-------- Records provided

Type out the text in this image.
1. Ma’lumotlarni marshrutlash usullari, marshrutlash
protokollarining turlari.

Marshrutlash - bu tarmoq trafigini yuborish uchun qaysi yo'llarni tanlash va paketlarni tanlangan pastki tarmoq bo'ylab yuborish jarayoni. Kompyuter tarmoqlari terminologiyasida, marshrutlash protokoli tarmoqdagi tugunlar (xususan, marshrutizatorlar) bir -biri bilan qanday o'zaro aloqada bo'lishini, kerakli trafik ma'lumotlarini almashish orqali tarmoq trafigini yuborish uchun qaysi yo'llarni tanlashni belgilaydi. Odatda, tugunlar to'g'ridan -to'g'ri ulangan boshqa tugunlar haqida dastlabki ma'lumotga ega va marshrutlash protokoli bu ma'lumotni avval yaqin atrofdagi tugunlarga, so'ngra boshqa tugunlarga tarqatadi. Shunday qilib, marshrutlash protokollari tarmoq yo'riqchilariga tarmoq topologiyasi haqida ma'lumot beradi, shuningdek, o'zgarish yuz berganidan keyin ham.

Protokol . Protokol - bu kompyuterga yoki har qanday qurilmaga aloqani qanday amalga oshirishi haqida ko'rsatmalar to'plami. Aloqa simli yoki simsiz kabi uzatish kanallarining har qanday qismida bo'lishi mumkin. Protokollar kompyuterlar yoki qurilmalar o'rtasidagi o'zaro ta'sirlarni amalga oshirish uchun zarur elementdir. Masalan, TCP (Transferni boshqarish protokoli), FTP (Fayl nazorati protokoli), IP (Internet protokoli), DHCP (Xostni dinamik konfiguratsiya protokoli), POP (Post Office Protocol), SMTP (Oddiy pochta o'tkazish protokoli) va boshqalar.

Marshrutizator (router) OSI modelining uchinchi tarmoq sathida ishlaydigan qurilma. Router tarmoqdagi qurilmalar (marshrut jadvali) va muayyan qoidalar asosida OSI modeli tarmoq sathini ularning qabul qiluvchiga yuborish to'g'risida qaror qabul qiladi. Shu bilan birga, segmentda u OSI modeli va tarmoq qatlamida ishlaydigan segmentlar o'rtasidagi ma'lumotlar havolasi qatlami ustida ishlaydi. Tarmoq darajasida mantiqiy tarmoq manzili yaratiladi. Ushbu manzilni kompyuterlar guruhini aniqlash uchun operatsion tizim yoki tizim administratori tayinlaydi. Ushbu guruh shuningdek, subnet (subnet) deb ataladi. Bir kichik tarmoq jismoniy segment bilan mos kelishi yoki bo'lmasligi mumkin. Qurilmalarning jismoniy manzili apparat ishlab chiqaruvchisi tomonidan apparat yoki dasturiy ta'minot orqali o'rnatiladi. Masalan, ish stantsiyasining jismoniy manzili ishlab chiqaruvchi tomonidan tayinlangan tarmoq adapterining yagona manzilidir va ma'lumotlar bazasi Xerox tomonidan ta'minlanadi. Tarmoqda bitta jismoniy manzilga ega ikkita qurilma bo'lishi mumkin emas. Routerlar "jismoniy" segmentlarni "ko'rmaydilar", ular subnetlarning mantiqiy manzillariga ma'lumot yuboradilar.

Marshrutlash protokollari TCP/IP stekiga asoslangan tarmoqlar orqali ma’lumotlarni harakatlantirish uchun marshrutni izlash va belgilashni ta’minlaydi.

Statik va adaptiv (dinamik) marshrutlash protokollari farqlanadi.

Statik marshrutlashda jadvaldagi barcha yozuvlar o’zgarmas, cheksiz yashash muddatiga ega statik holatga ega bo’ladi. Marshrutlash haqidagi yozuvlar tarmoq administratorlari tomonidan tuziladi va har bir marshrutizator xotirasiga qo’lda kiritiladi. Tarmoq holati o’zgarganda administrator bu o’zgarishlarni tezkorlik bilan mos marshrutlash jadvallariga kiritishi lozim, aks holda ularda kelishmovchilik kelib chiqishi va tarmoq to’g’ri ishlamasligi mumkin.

----------------

Task statement -
Using the data above, reproduce every line exactly.

Full solution -
Type out the text in this image.
1. Ma’lumotlarni marshrutlash usullari, marshrutlash
protokollarining turlari.

Marshrutlash - bu tarmoq trafigini yuborish uchun qaysi yo'llarni tanlash va paketlarni tanlangan pastki tarmoq bo'ylab yuborish jarayoni. Kompyuter tarmoqlari terminologiyasida, marshrutlash protokoli tarmoqdagi tugunlar (xususan, marshrutizatorlar) bir -biri bilan qanday o'zaro aloqada bo'lishini, kerakli trafik ma'lumotlarini almashish orqali tarmoq trafigini yuborish uchun qaysi yo'llarni tanlashni belgilaydi. Odatda, tugunlar to'g'ridan -to'g'ri ulangan boshqa tugunlar haqida dastlabki ma'lumotga ega va marshrutlash protokoli bu ma'lumotni avval yaqin atrofdagi tugunlarga, so'ngra boshqa tugunlarga tarqatadi. Shunday qilib, marshrutlash protokollari tarmoq yo'riqchilariga tarmoq topologiyasi haqida ma'lumot beradi, shuningdek, o'zgarish yuz berganidan keyin ham.

Protokol . Protokol - bu kompyuterga yoki har qanday qurilmaga aloqani qanday amalga oshirishi haqida ko'rsatmalar to'plami. Aloqa simli yoki simsiz kabi uzatish kanallarining har qanday qismida bo'lishi mumkin. Protokollar kompyuterlar yoki qurilmalar o'rtasidagi o'zaro ta'sirlarni amalga oshirish uchun zarur elementdir. Masalan, TCP (Transferni boshqarish protokoli), FTP (Fayl nazorati protokoli), IP (Internet protokoli), DHCP (Xostni dinamik konfiguratsiya protokoli), POP (Post Office Protocol), SMTP (Oddiy pochta o'tkazish protokoli) va boshqalar.

Marshrutizator (router) OSI modelining uchinchi tarmoq sathida ishlaydigan qurilma. Router tarmoqdagi qurilmalar (marshrut jadvali) va muayyan qoidalar asosida OSI modeli tarmoq sathini ularning qabul qiluvchiga yuborish to'g'risida qaror qabul qiladi. Shu bilan birga, segmentda u OSI modeli va tarmoq qatlamida ishlaydigan segmentlar o'rtasidagi ma'lumotlar havolasi qatlami ustida ishlaydi. Tarmoq darajasida mantiqiy tarmoq manzili yaratiladi. Ushbu manzilni kompyuterlar guruhini aniqlash uchun operatsion tizim yoki tizim administratori tayinlaydi. Ushbu guruh shuningdek, subnet (subnet) deb ataladi. Bir kichik tarmoq jismoniy segment bilan mos kelishi yoki bo'lmasligi mumkin. Qurilmalarning jismoniy manzili apparat ishlab chiqaruvchisi tomonidan apparat yoki dasturiy ta'minot orqali o'rnatiladi. Masalan, ish stantsiyasining jismoniy manzili ishlab chiqaruvchi tomonidan tayinlangan tarmoq adapterining yagona manzilidir va ma'lumotlar bazasi Xerox tomonidan ta'minlanadi. Tarmoqda bitta jismoniy manzilga ega ikkita qurilma bo'lishi mumkin emas. Routerlar "jismoniy" segmentlarni "ko'rmaydilar", ular subnetlarning mantiqiy manzillariga ma'lumot yuboradilar.

Marshrutlash protokollari TCP/IP stekiga asoslangan tarmoqlar orqali ma’lumotlarni harakatlantirish uchun marshrutni izlash va belgilashni ta’minlaydi.

Statik va adaptiv (dinamik) marshrutlash protokollari farqlanadi.

Statik marshrutlashda jadvaldagi barcha yozuvlar o’zgarmas, cheksiz yashash muddatiga ega statik holatga ega bo’ladi. Marshrutlash haqidagi yozuvlar tarmoq administratorlari tomonidan tuziladi va har bir marshrutizator xotirasiga qo’lda kiritiladi. Tarmoq holati o’zgarganda administrator bu o’zgarishlarni tezkorlik bilan mos marshrutlash jadvallariga kiritishi lozim, aks holda ularda kelishmovchilik kelib chiqishi va tarmoq to’g’ri ishlamasligi mumkin.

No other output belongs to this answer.